**Exercise description**
Produce an exact transcription of the listing below, omitting the pictures.

**Available records**
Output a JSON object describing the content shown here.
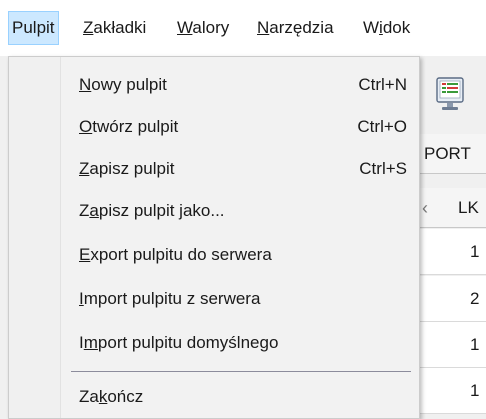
{
  "menubar": {
    "items": [
      {
        "pre": "",
        "key": "",
        "post": "Pulpit",
        "active": true
      },
      {
        "pre": "",
        "key": "Z",
        "post": "akładki",
        "active": false
      },
      {
        "pre": "",
        "key": "W",
        "post": "alory",
        "active": false
      },
      {
        "pre": "",
        "key": "N",
        "post": "arzędzia",
        "active": false
      },
      {
        "pre": "W",
        "key": "i",
        "post": "dok",
        "active": false
      }
    ]
  },
  "dropdown": {
    "items": [
      {
        "pre": "",
        "key": "N",
        "post": "owy pulpit",
        "shortcut": "Ctrl+N"
      },
      {
        "pre": "",
        "key": "O",
        "post": "twórz pulpit",
        "shortcut": "Ctrl+O"
      },
      {
        "pre": "",
        "key": "Z",
        "post": "apisz pulpit",
        "shortcut": "Ctrl+S"
      },
      {
        "pre": "Z",
        "key": "a",
        "post": "pisz pulpit jako...",
        "shortcut": ""
      },
      {
        "pre": "",
        "key": "E",
        "post": "xport pulpitu do serwera",
        "shortcut": ""
      },
      {
        "pre": "",
        "key": "I",
        "post": "mport pulpitu z serwera",
        "shortcut": ""
      },
      {
        "pre": "I",
        "key": "m",
        "post": "port pulpitu domyślnego",
        "shortcut": ""
      },
      {
        "pre": "Za",
        "key": "k",
        "post": "ończ",
        "shortcut": ""
      }
    ]
  },
  "background": {
    "tab_label": "PORT",
    "column_label": "LK",
    "rows": [
      "1",
      "2",
      "1",
      "1"
    ]
  },
  "colors": {
    "menubar_active_bg": "#cce8ff",
    "menubar_active_border": "#99d1ff",
    "dropdown_bg": "#f2f2f2",
    "separator": "#8c8c9c"
  },
  "icons": {
    "toolbar": "monitor-report-icon",
    "column_chevron": "chevron-left-icon"
  }
}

**Answer for the task**
Output a JSON object describing the content shown here.
{
  "menubar": {
    "items": [
      {
        "pre": "",
        "key": "",
        "post": "Pulpit",
        "active": true
      },
      {
        "pre": "",
        "key": "Z",
        "post": "akładki",
        "active": false
      },
      {
        "pre": "",
        "key": "W",
        "post": "alory",
        "active": false
      },
      {
        "pre": "",
        "key": "N",
        "post": "arzędzia",
        "active": false
      },
      {
        "pre": "W",
        "key": "i",
        "post": "dok",
        "active": false
      }
    ]
  },
  "dropdown": {
    "items": [
      {
        "pre": "",
        "key": "N",
        "post": "owy pulpit",
        "shortcut": "Ctrl+N"
      },
      {
        "pre": "",
        "key": "O",
        "post": "twórz pulpit",
        "shortcut": "Ctrl+O"
      },
      {
        "pre": "",
        "key": "Z",
        "post": "apisz pulpit",
        "shortcut": "Ctrl+S"
      },
      {
        "pre": "Z",
        "key": "a",
        "post": "pisz pulpit jako...",
        "shortcut": ""
      },
      {
        "pre": "",
        "key": "E",
        "post": "xport pulpitu do serwera",
        "shortcut": ""
      },
      {
        "pre": "",
        "key": "I",
        "post": "mport pulpitu z serwera",
        "shortcut": ""
      },
      {
        "pre": "I",
        "key": "m",
        "post": "port pulpitu domyślnego",
        "shortcut": ""
      },
      {
        "pre": "Za",
        "key": "k",
        "post": "ończ",
        "shortcut": ""
      }
    ]
  },
  "background": {
    "tab_label": "PORT",
    "column_label": "LK",
    "rows": [
      "1",
      "2",
      "1",
      "1"
    ]
  },
  "colors": {
    "menubar_active_bg": "#cce8ff",
    "menubar_active_border": "#99d1ff",
    "dropdown_bg": "#f2f2f2",
    "separator": "#8c8c9c"
  },
  "icons": {
    "toolbar": "monitor-report-icon",
    "column_chevron": "chevron-left-icon"
  }
}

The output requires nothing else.